## Problem to work on
Identify the lines that contain the word "Speed" and copy each one.

════════════════════

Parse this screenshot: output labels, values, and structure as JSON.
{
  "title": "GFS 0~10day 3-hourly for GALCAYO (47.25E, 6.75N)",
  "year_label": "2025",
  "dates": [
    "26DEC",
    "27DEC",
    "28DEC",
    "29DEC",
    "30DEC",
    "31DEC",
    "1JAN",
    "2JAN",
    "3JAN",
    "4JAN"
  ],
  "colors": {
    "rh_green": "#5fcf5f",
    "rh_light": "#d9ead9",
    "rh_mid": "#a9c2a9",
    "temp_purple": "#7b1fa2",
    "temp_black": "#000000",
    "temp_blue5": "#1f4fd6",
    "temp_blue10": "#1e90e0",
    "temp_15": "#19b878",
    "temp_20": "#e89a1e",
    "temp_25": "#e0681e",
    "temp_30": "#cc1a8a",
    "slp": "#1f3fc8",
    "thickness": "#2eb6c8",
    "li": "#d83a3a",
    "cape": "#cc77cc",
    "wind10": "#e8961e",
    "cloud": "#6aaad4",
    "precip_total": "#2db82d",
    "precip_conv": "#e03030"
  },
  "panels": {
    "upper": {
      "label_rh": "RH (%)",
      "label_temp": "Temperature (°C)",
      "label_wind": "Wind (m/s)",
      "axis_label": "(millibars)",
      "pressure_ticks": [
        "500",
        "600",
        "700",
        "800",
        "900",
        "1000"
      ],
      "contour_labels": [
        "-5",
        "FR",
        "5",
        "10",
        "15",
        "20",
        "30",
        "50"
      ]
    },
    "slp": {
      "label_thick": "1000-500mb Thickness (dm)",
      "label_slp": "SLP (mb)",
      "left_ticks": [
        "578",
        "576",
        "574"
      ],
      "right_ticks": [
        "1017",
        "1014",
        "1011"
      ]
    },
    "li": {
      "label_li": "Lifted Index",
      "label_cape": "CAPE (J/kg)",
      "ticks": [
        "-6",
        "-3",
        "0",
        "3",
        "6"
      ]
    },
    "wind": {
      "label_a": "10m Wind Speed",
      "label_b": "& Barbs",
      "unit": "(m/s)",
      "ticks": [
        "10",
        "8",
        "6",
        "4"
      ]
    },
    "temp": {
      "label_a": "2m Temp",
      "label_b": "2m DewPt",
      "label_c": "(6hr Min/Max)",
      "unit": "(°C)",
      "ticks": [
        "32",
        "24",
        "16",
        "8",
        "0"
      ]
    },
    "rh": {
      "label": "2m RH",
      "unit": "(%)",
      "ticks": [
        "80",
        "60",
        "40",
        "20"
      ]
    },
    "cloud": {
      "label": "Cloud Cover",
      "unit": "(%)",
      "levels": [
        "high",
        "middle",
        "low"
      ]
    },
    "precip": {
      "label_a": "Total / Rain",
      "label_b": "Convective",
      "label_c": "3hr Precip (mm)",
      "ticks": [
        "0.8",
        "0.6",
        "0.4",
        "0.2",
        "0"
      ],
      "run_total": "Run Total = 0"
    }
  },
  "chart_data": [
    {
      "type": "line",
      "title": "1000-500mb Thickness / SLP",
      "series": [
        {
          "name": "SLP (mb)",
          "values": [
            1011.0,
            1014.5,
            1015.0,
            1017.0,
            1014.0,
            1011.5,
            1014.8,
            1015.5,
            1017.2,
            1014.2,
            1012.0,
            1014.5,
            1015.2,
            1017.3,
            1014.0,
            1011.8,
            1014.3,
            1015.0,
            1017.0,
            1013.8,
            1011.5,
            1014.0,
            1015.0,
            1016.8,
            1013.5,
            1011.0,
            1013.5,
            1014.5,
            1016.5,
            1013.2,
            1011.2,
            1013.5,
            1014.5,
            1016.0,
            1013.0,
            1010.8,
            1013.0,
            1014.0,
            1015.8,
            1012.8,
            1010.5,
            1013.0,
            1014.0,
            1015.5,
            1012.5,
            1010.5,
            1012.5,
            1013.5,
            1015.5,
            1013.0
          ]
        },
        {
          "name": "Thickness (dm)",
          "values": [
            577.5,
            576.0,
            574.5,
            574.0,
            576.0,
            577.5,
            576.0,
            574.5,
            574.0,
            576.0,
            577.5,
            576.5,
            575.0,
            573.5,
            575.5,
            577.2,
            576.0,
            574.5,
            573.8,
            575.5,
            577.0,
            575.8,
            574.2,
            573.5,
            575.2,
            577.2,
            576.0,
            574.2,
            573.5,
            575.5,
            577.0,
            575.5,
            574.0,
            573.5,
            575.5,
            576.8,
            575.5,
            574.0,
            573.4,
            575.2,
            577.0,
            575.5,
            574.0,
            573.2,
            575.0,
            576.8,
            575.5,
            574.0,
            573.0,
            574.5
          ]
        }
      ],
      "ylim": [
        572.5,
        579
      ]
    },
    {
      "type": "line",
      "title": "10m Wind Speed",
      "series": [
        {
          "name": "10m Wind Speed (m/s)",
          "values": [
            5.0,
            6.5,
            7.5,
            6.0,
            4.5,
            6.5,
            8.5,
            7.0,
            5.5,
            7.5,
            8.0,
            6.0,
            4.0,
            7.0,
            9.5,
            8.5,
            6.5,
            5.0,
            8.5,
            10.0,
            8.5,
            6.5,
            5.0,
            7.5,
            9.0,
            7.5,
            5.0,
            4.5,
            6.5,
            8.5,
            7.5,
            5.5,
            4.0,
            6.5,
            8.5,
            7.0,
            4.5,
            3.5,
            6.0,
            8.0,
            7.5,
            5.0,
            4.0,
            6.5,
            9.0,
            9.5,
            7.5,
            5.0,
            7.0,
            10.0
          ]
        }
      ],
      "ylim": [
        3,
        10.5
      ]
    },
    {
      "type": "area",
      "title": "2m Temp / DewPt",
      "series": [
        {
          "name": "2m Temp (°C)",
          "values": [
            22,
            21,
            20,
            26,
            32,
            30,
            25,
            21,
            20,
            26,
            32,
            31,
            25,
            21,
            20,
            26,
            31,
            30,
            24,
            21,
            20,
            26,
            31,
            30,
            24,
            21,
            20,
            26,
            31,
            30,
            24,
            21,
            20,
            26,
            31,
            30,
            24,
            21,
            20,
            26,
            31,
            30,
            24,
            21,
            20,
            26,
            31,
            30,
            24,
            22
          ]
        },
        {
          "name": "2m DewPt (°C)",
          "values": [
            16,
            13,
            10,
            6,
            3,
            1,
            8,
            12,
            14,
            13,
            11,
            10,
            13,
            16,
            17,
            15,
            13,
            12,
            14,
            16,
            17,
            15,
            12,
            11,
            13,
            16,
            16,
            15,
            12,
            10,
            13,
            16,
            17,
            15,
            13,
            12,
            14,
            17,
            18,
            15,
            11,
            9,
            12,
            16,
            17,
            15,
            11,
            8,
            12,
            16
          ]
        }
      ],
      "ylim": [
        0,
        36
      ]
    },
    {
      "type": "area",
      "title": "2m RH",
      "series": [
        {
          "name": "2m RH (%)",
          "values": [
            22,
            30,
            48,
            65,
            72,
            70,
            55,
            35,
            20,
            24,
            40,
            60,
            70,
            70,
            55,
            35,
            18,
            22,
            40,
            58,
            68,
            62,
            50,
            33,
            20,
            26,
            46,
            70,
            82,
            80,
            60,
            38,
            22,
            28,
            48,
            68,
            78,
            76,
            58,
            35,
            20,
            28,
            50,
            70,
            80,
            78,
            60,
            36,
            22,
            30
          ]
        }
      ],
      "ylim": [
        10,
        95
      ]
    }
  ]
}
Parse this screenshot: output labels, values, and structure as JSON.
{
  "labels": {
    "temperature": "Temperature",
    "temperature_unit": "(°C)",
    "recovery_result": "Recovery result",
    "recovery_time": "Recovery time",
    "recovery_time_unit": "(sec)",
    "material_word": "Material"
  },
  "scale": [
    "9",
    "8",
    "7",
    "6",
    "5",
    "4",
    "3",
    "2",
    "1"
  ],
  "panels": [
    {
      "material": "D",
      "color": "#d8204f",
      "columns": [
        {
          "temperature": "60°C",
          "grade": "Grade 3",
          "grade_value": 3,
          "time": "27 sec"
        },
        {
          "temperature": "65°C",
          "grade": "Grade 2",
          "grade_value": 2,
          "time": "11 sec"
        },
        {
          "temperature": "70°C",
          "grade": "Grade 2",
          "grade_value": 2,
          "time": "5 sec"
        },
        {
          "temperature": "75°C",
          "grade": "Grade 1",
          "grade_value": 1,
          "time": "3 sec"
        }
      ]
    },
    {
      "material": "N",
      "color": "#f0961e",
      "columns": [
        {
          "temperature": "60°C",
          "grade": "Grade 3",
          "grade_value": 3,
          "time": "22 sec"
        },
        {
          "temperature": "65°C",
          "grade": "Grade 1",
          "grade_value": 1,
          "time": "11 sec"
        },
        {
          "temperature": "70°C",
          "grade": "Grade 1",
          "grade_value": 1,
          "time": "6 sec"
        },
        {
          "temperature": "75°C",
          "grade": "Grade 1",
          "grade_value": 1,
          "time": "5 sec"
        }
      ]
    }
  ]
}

════════════════════

## Task solution
      "label_a": "10m Wind Speed",
      "title": "10m Wind Speed",
          "name": "10m Wind Speed (m/s)",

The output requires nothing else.